### STATED PROBLEM
Keep only the lines that hold the string "text", filtering out the rest of the entries below.

--- START INFORMATION SHOWN ---

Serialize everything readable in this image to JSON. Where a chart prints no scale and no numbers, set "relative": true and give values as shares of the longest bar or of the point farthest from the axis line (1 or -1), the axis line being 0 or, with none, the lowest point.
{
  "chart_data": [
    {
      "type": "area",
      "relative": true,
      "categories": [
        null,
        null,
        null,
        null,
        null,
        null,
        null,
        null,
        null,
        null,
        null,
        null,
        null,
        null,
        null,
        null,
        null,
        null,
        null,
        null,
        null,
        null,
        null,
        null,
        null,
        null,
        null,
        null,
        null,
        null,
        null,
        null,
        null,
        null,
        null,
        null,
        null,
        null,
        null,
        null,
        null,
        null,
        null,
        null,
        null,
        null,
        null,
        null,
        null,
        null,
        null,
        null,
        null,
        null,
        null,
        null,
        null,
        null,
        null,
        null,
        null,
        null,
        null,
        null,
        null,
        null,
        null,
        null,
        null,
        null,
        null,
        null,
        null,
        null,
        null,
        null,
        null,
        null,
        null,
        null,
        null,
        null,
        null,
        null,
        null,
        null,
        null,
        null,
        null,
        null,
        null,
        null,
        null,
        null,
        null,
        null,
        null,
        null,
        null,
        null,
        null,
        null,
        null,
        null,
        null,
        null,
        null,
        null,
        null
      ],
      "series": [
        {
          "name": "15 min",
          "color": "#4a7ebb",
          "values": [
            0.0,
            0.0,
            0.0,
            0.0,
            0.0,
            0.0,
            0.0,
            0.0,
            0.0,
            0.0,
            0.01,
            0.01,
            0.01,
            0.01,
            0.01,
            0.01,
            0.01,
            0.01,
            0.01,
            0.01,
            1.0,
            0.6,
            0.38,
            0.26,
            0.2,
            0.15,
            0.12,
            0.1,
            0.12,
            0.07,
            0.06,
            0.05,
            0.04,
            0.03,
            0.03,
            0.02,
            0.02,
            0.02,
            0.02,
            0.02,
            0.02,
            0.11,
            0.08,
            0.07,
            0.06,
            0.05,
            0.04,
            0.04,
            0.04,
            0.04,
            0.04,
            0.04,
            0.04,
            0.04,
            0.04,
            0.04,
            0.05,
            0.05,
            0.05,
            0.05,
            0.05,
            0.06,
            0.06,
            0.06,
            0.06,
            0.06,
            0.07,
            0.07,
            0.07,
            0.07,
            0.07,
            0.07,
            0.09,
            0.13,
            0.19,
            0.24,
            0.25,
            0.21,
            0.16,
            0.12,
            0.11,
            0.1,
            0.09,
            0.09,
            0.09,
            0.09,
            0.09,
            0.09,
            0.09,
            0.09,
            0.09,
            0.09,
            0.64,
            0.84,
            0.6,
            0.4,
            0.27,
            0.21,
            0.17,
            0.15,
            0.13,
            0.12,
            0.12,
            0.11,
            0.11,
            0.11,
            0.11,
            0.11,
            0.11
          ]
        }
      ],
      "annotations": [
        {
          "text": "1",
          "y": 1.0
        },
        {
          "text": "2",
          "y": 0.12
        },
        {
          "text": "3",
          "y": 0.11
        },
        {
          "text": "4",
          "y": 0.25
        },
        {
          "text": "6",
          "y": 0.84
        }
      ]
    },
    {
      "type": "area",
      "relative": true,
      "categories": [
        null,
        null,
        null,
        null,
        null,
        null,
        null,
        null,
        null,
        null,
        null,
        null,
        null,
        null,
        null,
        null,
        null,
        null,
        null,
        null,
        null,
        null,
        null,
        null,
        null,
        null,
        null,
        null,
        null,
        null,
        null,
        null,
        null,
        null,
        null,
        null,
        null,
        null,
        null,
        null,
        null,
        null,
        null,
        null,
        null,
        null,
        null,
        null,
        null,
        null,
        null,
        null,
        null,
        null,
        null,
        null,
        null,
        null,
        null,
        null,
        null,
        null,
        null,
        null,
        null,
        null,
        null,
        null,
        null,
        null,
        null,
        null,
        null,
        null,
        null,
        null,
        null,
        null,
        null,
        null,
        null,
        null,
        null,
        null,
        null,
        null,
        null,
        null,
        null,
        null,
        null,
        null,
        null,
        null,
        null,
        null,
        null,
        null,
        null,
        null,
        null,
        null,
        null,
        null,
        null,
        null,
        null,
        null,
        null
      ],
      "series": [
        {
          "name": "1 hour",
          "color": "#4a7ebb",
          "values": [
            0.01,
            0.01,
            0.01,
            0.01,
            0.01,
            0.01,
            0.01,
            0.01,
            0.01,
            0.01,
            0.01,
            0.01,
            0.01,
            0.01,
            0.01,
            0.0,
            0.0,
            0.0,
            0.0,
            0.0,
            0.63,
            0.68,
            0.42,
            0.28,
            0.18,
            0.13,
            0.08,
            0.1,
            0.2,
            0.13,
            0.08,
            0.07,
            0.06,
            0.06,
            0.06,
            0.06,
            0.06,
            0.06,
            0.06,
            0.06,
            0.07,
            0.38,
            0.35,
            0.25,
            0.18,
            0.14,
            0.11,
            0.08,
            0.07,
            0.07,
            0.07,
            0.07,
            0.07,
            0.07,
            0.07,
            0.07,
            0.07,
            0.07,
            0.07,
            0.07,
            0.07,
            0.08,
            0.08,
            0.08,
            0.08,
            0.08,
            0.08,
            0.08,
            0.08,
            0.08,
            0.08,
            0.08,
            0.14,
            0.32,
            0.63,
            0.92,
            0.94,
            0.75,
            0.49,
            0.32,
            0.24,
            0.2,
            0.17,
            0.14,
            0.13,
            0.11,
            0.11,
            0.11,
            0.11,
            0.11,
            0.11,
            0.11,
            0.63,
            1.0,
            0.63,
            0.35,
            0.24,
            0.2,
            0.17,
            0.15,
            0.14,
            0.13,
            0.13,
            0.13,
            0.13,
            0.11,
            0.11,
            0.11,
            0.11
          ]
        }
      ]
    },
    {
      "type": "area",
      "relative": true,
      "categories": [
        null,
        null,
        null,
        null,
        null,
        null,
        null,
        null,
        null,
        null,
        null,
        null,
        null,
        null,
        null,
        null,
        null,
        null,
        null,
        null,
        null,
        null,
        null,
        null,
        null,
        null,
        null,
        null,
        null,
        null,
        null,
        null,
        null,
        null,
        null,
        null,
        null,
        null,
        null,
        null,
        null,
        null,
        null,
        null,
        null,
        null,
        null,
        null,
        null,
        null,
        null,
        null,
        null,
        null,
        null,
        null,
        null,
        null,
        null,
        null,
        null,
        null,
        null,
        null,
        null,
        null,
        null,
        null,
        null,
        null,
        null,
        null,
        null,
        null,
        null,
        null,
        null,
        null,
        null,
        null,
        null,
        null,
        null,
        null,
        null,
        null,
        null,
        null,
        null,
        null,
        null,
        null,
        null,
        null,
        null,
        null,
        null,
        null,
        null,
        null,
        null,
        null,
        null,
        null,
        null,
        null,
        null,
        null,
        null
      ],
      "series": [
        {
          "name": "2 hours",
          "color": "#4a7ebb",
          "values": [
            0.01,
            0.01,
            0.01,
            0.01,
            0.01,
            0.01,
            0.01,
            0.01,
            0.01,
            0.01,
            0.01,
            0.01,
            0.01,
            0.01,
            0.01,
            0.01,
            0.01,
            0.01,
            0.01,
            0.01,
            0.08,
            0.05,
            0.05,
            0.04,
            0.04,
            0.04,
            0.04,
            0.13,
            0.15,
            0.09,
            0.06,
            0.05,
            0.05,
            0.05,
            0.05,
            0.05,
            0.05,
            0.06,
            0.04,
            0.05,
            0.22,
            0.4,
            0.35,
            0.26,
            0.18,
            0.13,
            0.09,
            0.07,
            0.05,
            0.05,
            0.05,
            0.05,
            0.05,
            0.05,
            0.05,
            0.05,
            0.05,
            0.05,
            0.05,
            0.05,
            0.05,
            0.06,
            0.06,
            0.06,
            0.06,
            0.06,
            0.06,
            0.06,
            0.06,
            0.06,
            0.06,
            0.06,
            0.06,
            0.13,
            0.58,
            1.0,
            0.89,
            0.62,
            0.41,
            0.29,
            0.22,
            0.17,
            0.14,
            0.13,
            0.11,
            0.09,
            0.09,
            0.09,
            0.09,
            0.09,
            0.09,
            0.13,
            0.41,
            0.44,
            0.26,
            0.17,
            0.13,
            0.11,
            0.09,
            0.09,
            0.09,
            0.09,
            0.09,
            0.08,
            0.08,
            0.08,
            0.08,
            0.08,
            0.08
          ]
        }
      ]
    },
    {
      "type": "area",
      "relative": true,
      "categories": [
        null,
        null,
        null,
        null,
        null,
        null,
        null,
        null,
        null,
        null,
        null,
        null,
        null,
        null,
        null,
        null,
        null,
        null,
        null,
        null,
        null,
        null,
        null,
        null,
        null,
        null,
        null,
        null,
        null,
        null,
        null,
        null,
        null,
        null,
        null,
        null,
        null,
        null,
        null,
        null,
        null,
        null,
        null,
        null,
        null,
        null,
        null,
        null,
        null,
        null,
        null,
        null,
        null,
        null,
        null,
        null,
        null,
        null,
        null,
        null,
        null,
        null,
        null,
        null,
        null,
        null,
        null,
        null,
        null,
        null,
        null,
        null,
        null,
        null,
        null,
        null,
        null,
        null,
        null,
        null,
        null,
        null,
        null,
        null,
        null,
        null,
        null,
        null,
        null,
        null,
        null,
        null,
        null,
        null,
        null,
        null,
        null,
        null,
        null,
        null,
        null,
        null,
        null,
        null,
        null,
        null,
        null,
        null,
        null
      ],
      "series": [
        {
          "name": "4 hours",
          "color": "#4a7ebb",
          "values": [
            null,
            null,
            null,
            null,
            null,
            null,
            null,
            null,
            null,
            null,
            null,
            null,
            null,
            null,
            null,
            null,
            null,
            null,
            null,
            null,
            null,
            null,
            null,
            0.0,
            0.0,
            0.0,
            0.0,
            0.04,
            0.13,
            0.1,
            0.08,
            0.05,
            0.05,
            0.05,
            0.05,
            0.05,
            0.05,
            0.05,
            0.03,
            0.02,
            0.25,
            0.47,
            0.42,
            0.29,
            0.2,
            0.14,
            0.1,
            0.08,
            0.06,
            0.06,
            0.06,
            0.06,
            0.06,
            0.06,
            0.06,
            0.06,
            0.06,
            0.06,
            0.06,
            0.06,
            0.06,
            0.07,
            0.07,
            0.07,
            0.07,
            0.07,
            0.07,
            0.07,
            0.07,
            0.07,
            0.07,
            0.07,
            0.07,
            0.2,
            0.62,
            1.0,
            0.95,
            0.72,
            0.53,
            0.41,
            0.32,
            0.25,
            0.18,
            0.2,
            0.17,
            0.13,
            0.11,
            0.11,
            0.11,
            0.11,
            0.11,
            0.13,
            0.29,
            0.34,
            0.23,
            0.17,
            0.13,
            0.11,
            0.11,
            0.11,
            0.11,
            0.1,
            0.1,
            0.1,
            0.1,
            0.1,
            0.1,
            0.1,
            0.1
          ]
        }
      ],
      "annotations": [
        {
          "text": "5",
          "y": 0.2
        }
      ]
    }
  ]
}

--- END INFORMATION SHOWN ---

### REPLY
          "text": "1",
          "text": "2",
          "text": "3",
          "text": "4",
          "text": "6",
          "text": "5",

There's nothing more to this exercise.